- Born: Charles John Halswell Kemeys-Tynte 12 January 1908
- Died: 22 July 1969 (aged 61)
- Education: Christ Church, Oxford
- Spouse: Joanna Law-Smith ​(m. 1967)​
- Father: Charles Kemeys-Tynte
- Relatives: Elisabeth Vintcent (sister)
- Allegiance: United Kingdom
- Branch: Royal Air Force
- Service years: 1939-1945
- Rank: Flight Lieutenant
- Unit: Royal Air Force Volunteer Reserve
- Conflicts: World War II

= John Kemeys-Tynte, 9th Baron Wharton =

British aristocrat

Charles John Halswell Kemeys-Tynte, 9th Baron Wharton (12 January 1908 - 22 July 1969) was a British aristocrat. He was the son of Charles Theodore Halswell Kemeys-Tynte, 8th Baron Wharton.

= Information provided =
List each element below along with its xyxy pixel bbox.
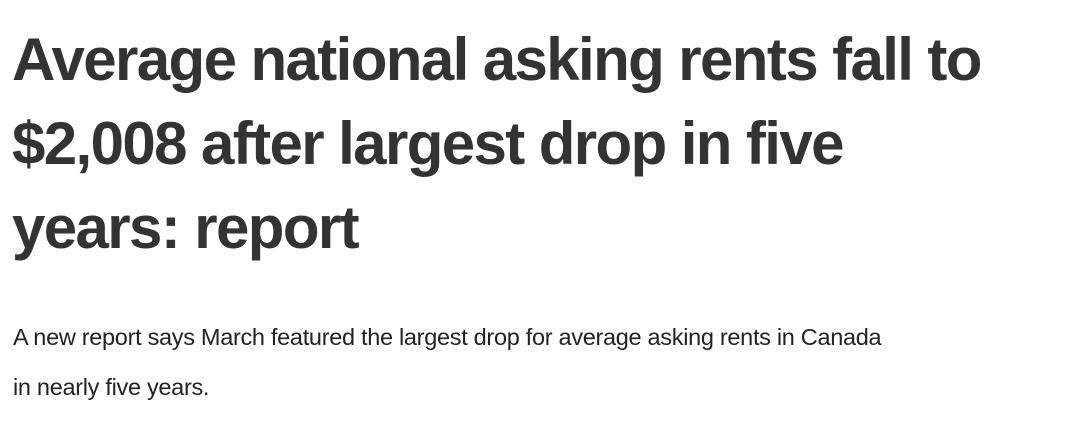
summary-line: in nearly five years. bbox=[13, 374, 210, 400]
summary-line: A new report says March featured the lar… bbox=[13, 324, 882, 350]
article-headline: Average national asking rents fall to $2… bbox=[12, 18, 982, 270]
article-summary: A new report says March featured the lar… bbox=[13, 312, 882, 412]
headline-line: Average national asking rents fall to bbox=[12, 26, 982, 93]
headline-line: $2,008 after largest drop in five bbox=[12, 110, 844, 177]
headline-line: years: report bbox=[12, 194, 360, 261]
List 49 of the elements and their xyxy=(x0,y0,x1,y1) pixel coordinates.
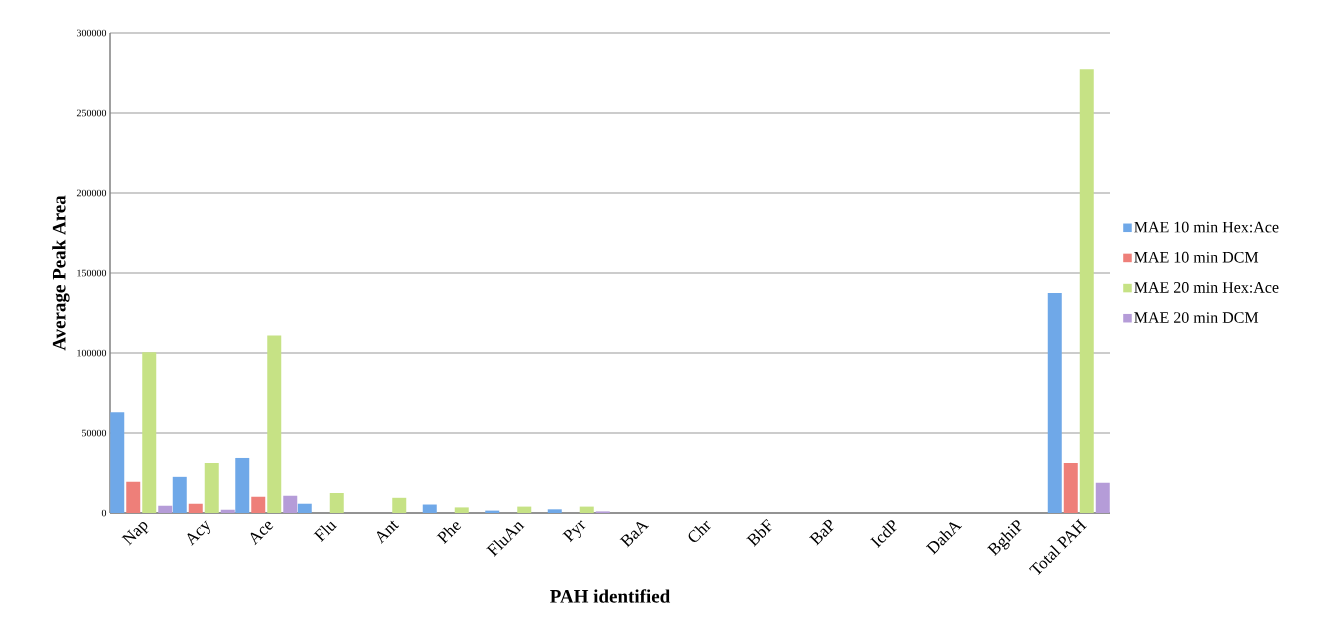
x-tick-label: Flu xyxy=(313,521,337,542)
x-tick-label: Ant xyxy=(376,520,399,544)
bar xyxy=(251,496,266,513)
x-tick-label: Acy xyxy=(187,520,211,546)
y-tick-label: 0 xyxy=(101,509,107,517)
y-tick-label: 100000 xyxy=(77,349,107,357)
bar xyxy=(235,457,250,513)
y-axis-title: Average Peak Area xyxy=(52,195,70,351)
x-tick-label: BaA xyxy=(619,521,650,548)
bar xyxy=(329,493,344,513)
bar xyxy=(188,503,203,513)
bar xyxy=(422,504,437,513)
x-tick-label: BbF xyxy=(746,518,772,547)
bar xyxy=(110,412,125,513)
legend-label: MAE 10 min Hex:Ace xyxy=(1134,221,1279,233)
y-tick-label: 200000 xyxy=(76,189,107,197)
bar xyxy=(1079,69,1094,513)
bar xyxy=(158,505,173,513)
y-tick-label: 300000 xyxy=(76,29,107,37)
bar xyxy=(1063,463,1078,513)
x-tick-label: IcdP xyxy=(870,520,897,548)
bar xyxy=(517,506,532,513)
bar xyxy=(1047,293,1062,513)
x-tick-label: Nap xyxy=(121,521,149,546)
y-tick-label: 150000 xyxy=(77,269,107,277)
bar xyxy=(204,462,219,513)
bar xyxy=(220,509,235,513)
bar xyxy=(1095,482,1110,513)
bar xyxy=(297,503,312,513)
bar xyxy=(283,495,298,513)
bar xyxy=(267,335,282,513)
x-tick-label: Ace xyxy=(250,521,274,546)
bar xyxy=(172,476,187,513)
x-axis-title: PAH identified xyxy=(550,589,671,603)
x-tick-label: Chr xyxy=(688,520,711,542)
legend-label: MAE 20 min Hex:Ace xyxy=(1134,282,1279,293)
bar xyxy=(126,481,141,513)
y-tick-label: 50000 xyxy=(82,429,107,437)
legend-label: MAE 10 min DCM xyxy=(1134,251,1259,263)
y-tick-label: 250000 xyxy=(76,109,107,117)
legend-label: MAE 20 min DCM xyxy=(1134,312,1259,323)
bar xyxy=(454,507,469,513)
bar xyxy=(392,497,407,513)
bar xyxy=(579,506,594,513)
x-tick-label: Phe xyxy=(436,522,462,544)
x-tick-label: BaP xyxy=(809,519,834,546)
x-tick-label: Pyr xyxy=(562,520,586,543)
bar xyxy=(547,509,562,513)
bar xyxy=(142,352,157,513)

= Problem to solve =
Carry on the article about John Kemeys-Tynte, 9th Baron Wharton, from its last sentence.

= Response to the exercise =
He was educated at Christ Church, Oxford, he then served in World War II from 1939 to 45 as Flight Lieutenant of the Royal Air Force Volunteer Reserve. He married Joanna Morgan (née Russell; born, Law-Smith), widow of John Morgan, 6th Baron Tredegar, who was previously the wife of the late Commander Archibald Boyd Russell. After his death, the Barony devolved upon his sister Elisabeth Vintcent, 10th Baroness Wharton.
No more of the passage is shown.